# START OF Provided records
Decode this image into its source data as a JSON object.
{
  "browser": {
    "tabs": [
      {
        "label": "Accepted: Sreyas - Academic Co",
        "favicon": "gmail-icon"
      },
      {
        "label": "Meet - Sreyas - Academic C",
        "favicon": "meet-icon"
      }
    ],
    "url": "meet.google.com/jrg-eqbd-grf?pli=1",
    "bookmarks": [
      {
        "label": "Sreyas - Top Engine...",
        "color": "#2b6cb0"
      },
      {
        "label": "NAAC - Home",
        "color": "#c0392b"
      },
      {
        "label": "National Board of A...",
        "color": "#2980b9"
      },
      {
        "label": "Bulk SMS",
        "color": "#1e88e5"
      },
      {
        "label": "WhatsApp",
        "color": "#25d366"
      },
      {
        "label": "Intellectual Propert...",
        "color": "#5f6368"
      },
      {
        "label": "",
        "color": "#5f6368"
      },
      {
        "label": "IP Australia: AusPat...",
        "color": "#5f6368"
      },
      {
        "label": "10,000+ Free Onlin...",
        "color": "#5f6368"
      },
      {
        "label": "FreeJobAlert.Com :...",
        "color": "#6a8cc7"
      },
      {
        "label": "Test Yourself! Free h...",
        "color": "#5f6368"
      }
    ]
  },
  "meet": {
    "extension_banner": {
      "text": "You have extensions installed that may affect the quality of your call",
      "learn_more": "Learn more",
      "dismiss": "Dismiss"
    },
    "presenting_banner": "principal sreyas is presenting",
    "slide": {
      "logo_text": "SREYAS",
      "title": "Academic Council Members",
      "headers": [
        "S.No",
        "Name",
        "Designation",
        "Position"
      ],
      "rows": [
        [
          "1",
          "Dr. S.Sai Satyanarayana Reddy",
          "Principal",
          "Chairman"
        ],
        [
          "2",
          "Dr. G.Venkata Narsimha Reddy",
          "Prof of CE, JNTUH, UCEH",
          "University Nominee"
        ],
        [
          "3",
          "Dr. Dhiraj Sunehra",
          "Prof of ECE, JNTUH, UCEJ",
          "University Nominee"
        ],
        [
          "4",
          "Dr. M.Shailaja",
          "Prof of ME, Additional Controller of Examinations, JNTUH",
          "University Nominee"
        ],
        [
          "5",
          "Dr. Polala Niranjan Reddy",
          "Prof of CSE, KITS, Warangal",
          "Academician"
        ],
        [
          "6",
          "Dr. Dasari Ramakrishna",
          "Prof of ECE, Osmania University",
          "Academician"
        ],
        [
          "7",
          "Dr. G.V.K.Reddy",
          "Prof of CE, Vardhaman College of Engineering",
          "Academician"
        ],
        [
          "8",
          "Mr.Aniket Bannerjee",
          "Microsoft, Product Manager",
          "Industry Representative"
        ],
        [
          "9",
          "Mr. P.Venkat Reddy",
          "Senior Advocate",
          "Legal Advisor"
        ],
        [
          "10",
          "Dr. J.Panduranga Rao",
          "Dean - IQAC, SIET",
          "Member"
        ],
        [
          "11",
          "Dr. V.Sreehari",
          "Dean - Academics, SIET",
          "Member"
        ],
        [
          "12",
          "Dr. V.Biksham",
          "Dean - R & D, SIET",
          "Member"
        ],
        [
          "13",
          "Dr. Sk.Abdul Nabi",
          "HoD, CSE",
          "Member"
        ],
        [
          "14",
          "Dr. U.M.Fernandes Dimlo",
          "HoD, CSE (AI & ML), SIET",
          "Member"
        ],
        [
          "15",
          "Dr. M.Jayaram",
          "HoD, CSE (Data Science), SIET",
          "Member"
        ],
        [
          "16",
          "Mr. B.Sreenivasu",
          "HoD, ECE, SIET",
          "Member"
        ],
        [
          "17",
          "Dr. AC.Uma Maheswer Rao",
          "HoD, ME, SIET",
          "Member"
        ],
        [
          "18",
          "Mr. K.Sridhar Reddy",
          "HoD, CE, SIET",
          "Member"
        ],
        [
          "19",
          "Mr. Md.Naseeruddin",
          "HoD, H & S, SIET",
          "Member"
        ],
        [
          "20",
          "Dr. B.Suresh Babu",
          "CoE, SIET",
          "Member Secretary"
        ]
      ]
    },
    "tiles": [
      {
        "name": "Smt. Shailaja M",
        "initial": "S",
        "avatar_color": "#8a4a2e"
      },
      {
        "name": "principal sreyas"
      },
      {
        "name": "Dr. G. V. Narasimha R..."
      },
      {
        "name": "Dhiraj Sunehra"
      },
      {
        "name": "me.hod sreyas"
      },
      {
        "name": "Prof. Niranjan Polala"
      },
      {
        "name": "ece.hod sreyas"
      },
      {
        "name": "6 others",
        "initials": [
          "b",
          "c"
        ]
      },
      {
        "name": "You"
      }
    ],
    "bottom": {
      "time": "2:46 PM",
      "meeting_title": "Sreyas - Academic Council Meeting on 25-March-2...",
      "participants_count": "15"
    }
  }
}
# END OF Provided records
#### Given request
What is the number of lines in the data that hold the string "JNTUH"? Answer with the number only.

#### Reply to the task
3